§ **What needs to be done**
Collect every line that includes the string "официальном".

Data records:
— begin —
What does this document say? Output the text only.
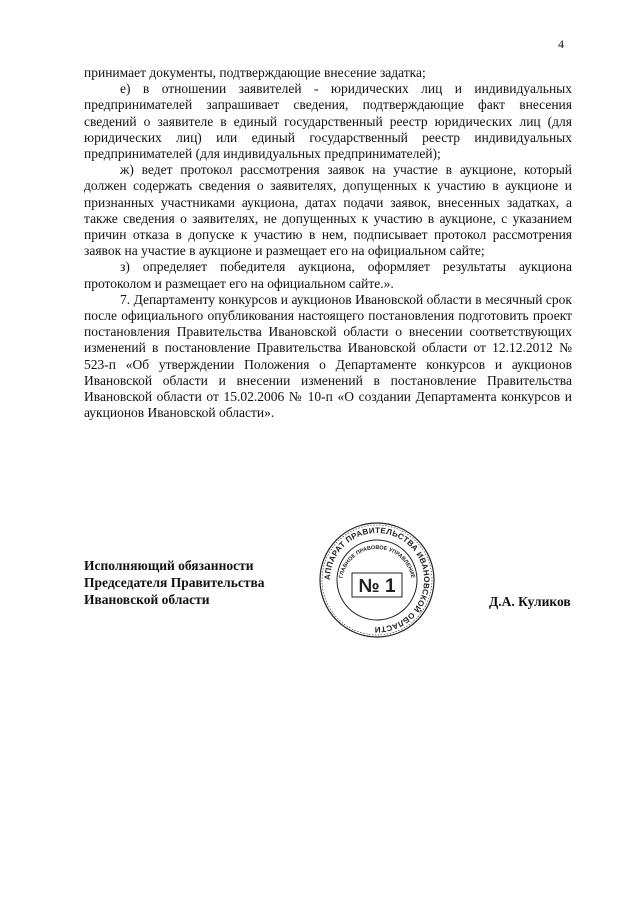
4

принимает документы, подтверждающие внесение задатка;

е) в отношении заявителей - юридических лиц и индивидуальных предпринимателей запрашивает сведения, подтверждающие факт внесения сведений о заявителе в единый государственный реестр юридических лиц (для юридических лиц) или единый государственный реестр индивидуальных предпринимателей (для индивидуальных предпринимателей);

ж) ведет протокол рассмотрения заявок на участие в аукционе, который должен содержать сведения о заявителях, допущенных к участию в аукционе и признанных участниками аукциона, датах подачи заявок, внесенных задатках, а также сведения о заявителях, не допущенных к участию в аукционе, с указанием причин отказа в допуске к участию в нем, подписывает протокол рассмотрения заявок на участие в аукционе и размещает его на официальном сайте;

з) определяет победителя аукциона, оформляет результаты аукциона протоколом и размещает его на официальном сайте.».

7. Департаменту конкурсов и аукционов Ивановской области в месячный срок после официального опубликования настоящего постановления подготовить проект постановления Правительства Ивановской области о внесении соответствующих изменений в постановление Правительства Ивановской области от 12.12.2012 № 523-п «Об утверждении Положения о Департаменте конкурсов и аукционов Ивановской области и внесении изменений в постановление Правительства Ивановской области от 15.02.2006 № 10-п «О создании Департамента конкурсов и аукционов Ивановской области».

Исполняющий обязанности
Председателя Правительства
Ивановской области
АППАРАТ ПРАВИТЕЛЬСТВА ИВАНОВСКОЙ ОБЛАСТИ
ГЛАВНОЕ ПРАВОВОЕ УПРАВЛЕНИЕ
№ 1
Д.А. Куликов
— end —
§ **Expected answer**
ж) ведет протокол рассмотрения заявок на участие в аукционе, который должен содержать сведения о заявителях, допущенных к участию в аукционе и признанных участниками аукциона, датах подачи заявок, внесенных задатках, а также сведения о заявителях, не допущенных к участию в аукционе, с указанием причин отказа в допуске к участию в нем, подписывает протокол рассмотрения заявок на участие в аукционе и размещает его на официальном сайте;
з) определяет победителя аукциона, оформляет результаты аукциона протоколом и размещает его на официальном сайте.».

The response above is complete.